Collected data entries
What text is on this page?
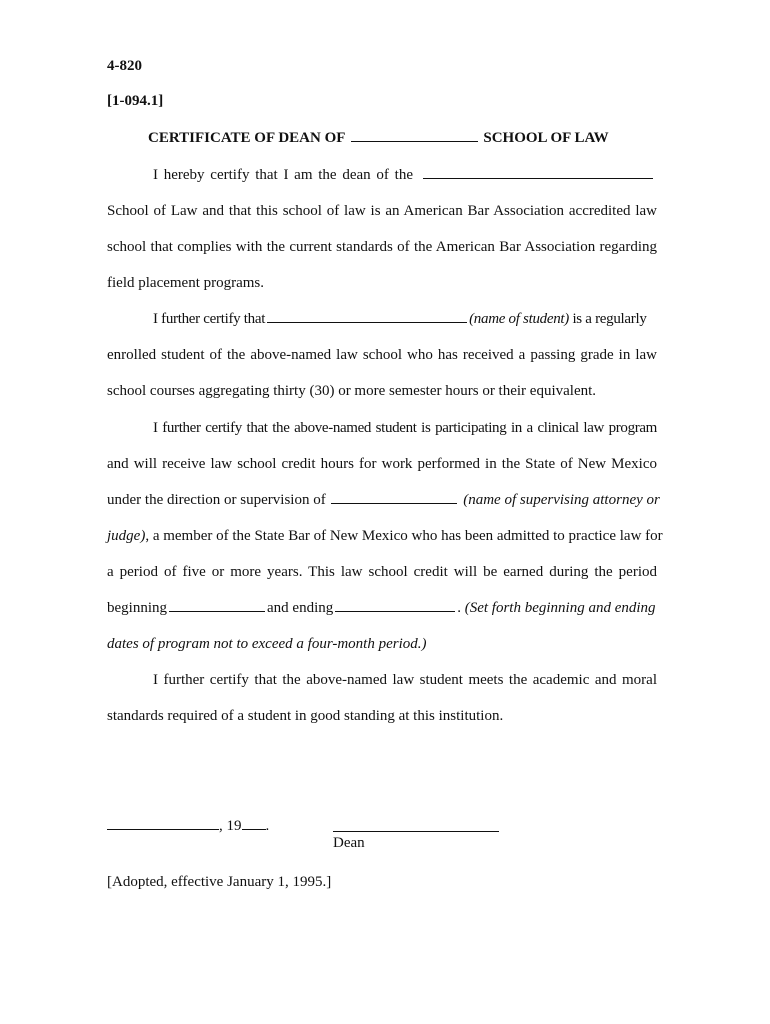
4-820
[1-094.1]
CERTIFICATE OF DEAN OF	SCHOOL OF LAW
I hereby certify that I am the dean of the
School of Law and that this school of law is an American Bar Association accredited law
school that complies with the current standards of the American Bar Association regarding
field placement programs.
I further certify that	(name of student) is a regularly
enrolled student of the above-named law school who has received a passing grade in law
school courses aggregating thirty (30) or more semester hours or their equivalent.
I further certify that the above-named student is participating in a clinical law program
and will receive law school credit hours for work performed in the State of New Mexico
under the direction or supervision of	(name of supervising attorney or
judge), a member of the State Bar of New Mexico who has been admitted to practice law for
a period of five or more years. This law school credit will be earned during the period
beginning	and ending	. (Set forth beginning and ending
dates of program not to exceed a four-month period.)
I further certify that the above-named law student meets the academic and moral
standards required of a student in good standing at this institution.
, 19 .
Dean
[Adopted, effective January 1, 1995.]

Goal ->
Restate the whole listing above exactly, please, omitting every image.

Worked answer ->
What text is on this page?
4-820
[1-094.1]
CERTIFICATE OF DEAN OF	SCHOOL OF LAW
I hereby certify that I am the dean of the
School of Law and that this school of law is an American Bar Association accredited law
school that complies with the current standards of the American Bar Association regarding
field placement programs.
I further certify that	(name of student) is a regularly
enrolled student of the above-named law school who has received a passing grade in law
school courses aggregating thirty (30) or more semester hours or their equivalent.
I further certify that the above-named student is participating in a clinical law program
and will receive law school credit hours for work performed in the State of New Mexico
under the direction or supervision of	(name of supervising attorney or
judge), a member of the State Bar of New Mexico who has been admitted to practice law for
a period of five or more years. This law school credit will be earned during the period
beginning	and ending	. (Set forth beginning and ending
dates of program not to exceed a four-month period.)
I further certify that the above-named law student meets the academic and moral
standards required of a student in good standing at this institution.
, 19 .
Dean
[Adopted, effective January 1, 1995.]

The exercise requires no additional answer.